## Excerpt
□ □ □ □
Right... but it comes with authoring tools. I just need to know what format they recognize

The Ulead tools require MPEG2 PS files (so you need to remux TS files).

I have no idea what the Sony tools might accept - since HDV is TS I believe, it might be more TS friendly.

Cheers!
post #5 of 42
there is free software called HDTV2MPEG2 which converts (very quickly) MPEG2 TS files to .mpg files (that's assuming your TS files are MPEG2, not H.264 which more and more are as H.264 becomes more widespread)

I know this works as I made an HD-DVD using the ULead software

I want to know if there's any software that will allow me to create a Blu-Ray disc that will work in a stand alone player, I have videos from my HD camcorder that I've converted to 1920x1080 MPEG2 but can't get them to work in a stand alone BD player
post #6 of 42
Thread Starter 
Yeah, I ended up using VideoRedo last night to convert my files from .ts to mpeg and burned my first disc. I don't have a stand alone player, so I can't say for sure if they work or not. I'd think they should, but I could be wrong
post #7 of 42
Never use HDTV2MPEG2 to convert TS files to MPGs. That feature is unfinished, unsupported and more than likely to mess it up. VideoReDo and Ulead MF5+ (or VS10+) is a good combo for now. Ulead is releasing a more "pro-sumer" application called HD Creater soonish and that one supports AVC and transport streams directly.
□ □ □ □
## Given exercise A
In the disc-authoring thread, what file format do the Ulead tools require?
## Given exercise B
Take the disc-authoring thread further from the point where it stops.
The data that follows is not needed for anything here.

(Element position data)
□ □ □ □
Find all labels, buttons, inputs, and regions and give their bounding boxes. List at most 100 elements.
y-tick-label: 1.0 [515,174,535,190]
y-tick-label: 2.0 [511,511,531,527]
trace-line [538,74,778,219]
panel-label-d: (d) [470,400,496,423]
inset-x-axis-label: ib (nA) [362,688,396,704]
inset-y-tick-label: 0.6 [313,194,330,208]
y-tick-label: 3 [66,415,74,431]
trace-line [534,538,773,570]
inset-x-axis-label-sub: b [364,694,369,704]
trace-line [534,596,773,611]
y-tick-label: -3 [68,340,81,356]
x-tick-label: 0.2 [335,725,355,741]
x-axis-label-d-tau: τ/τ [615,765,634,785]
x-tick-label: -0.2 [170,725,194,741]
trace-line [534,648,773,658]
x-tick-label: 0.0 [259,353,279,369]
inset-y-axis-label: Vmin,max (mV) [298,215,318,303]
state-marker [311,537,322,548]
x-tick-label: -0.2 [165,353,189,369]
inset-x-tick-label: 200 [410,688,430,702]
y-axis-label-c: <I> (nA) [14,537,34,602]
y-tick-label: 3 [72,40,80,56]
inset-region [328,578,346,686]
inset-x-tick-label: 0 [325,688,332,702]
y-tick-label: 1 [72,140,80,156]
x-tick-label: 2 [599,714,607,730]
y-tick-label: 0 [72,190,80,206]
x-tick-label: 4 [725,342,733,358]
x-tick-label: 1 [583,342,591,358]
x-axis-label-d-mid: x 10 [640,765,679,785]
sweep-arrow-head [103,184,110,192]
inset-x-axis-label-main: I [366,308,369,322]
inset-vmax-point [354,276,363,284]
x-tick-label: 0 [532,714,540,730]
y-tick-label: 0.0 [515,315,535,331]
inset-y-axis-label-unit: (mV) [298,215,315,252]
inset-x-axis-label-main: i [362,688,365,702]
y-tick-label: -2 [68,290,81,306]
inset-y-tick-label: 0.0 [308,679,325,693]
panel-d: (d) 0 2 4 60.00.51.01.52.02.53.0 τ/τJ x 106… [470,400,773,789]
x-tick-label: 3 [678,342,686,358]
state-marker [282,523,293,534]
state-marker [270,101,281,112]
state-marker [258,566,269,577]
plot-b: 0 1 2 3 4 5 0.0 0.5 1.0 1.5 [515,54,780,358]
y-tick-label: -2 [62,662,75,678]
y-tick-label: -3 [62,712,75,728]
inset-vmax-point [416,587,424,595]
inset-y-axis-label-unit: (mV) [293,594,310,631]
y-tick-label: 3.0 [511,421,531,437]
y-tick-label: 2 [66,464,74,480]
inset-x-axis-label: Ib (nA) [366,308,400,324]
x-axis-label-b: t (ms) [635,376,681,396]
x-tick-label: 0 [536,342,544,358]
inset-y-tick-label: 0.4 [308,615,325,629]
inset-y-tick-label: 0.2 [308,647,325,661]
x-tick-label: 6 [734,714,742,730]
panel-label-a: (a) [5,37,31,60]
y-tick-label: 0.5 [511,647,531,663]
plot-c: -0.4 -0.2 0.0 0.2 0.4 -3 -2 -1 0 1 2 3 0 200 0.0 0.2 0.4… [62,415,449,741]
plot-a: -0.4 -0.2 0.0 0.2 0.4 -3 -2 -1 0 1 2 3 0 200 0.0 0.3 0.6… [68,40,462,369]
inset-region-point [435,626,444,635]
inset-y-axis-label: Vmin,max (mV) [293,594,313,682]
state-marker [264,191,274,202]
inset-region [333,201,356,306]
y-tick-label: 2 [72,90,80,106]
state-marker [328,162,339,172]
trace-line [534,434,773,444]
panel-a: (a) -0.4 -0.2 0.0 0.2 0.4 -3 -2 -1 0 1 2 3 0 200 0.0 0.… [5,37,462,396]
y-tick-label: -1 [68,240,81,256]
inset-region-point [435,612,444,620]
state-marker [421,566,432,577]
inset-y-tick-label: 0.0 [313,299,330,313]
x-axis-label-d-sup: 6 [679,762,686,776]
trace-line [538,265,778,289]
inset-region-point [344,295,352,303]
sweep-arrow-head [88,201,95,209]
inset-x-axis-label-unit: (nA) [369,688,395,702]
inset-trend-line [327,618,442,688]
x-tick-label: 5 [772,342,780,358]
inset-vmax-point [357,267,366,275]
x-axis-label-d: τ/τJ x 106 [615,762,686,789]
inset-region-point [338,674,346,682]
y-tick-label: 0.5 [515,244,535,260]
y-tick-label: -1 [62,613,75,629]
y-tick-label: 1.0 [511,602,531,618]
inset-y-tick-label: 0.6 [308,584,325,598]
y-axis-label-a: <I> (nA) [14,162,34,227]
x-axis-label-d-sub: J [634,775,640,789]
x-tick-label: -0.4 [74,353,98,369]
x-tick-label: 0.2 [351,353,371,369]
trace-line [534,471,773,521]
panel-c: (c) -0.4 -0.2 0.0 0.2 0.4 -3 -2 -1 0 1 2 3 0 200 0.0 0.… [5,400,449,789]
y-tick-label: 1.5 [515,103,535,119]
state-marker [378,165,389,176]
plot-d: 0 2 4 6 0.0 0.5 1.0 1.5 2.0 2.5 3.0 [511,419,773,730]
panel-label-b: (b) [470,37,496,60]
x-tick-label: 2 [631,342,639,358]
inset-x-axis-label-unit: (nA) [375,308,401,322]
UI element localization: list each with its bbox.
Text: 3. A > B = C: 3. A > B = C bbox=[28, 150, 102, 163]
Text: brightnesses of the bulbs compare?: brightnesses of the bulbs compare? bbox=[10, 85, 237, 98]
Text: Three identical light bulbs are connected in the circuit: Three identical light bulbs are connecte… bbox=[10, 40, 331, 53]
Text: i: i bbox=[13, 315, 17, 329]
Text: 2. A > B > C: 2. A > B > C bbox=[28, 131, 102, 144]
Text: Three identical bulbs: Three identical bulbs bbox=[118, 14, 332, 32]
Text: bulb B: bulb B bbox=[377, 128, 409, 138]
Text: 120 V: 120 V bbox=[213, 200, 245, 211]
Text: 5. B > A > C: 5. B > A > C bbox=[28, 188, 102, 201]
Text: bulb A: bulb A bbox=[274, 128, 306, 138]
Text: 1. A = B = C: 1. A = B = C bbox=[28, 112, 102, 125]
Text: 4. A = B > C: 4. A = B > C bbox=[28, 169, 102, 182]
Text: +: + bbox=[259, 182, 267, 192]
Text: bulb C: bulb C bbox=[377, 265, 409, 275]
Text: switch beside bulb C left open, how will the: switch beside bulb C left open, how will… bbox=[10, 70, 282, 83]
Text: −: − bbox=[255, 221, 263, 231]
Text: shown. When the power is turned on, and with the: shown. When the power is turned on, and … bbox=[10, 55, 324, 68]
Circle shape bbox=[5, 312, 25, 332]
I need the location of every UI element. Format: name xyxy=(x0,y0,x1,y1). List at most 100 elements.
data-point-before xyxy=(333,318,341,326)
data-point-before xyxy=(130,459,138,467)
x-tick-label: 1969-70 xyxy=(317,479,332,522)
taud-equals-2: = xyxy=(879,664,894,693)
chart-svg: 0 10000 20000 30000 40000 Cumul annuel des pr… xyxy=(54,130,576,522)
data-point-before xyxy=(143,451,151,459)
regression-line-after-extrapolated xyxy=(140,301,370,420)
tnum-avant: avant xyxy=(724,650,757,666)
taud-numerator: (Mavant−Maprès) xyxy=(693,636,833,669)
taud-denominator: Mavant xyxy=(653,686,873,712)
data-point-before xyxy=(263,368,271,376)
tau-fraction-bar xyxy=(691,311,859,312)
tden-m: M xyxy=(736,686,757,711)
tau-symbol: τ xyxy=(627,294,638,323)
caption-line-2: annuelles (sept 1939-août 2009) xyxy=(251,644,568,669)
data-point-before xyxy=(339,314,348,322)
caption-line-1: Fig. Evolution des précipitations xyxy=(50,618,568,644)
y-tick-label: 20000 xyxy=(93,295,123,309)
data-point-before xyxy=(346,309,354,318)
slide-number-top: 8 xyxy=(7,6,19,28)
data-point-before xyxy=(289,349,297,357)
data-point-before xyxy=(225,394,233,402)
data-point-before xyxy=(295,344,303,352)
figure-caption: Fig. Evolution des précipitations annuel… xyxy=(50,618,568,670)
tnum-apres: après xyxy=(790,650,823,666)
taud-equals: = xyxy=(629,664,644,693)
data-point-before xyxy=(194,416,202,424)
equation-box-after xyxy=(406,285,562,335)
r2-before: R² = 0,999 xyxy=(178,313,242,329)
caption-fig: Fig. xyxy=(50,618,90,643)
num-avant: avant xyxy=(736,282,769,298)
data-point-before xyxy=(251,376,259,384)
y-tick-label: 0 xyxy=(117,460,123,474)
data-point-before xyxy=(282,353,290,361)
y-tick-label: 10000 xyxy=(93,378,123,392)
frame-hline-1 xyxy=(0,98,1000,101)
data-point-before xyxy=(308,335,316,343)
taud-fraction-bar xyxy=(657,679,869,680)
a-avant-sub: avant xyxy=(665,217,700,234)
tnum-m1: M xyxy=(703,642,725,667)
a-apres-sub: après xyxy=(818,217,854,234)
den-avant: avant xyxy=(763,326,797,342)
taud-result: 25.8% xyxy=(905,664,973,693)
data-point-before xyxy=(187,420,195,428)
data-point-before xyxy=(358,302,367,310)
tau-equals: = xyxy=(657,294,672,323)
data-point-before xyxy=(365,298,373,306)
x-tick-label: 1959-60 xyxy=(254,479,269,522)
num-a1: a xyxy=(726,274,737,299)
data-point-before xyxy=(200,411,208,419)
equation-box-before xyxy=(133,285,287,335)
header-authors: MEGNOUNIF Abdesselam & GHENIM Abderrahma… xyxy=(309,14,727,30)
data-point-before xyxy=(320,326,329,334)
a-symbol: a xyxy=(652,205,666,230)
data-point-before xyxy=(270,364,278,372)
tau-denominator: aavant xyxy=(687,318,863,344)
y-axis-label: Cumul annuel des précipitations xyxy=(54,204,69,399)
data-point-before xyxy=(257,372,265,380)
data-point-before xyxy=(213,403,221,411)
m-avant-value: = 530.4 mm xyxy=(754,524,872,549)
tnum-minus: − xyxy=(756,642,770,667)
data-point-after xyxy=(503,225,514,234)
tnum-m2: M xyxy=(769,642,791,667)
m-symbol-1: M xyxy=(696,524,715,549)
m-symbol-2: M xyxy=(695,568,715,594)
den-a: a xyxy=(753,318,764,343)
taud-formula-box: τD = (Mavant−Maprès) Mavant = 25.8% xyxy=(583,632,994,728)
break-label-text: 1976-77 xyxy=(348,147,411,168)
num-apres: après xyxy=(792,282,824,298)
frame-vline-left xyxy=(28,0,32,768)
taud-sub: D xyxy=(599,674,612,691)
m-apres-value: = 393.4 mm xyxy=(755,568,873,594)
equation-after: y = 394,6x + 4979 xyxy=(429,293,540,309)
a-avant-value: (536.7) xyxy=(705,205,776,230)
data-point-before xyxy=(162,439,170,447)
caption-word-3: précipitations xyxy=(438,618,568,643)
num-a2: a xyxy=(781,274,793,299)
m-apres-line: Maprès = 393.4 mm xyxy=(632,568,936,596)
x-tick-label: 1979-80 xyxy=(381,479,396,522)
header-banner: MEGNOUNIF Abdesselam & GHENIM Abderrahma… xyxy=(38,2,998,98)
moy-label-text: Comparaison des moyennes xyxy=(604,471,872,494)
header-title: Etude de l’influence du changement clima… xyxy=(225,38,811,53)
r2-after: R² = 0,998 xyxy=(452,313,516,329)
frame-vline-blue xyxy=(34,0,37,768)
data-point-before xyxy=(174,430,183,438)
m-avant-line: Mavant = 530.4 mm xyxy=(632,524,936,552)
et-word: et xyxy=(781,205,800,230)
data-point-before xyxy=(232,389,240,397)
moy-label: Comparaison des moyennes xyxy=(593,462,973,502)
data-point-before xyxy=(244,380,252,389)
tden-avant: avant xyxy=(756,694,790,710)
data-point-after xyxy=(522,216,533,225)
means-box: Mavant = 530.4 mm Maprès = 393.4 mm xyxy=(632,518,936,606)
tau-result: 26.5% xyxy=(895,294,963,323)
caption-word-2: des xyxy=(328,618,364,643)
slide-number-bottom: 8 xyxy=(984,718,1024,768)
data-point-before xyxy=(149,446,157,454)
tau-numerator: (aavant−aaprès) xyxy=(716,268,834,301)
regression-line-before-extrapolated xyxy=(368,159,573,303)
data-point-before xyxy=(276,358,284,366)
□ □ □ □
## Final answer A
They require MPEG2 PS files.

## Final answer B
post #8 of 42
Thread Starter 
So... anyone got any links to cheap media?
post #9 of 42
Mind you, not all (most, I believe) stand alone players play red laser BDs. The Panny BD10 I had for a few days certainly didn't - but it was a pre-production sample. Red laser BDs work fine with PowerDVD 6.6BD, however.
post #10 of 42
Quote:
Originally Posted by pteittinen View Post

Never use HDTV2MPEG2 to convert TS files to MPGs. That feature is unfinished, unsupported and more than likely to mess it up.

well I use it and have done for some time and never had a problem with it
post #11 of 42
Quote:
Originally Posted by mmace View Post

well I use it and have done for some time and never had a problem with it

Consider yourself one lucky b*****. Even the guy who has been developing the application for the past x months is advising against using H2M for TS -> MPG conversion. There's plenty of discussion about that on AVS.
post #12 of 42
Quote:
Originally Posted by madpoet View Post

So... anyone got any links to cheap media?

Newegg and Media only. From Froogle
post #13 of 42
Thread Starter 
Yeah, Newegg seems to be running the cheapest right now. Makes me shudder spending that much for a blank, but I've got some stuff I'd like to move off of .ts format.
post #14 of 42
After Authoring using Ulead, is it possible to then burn your compilation to DVD-9 and have it play on a standalone BDplayer or PS3? Has anyone done this yet?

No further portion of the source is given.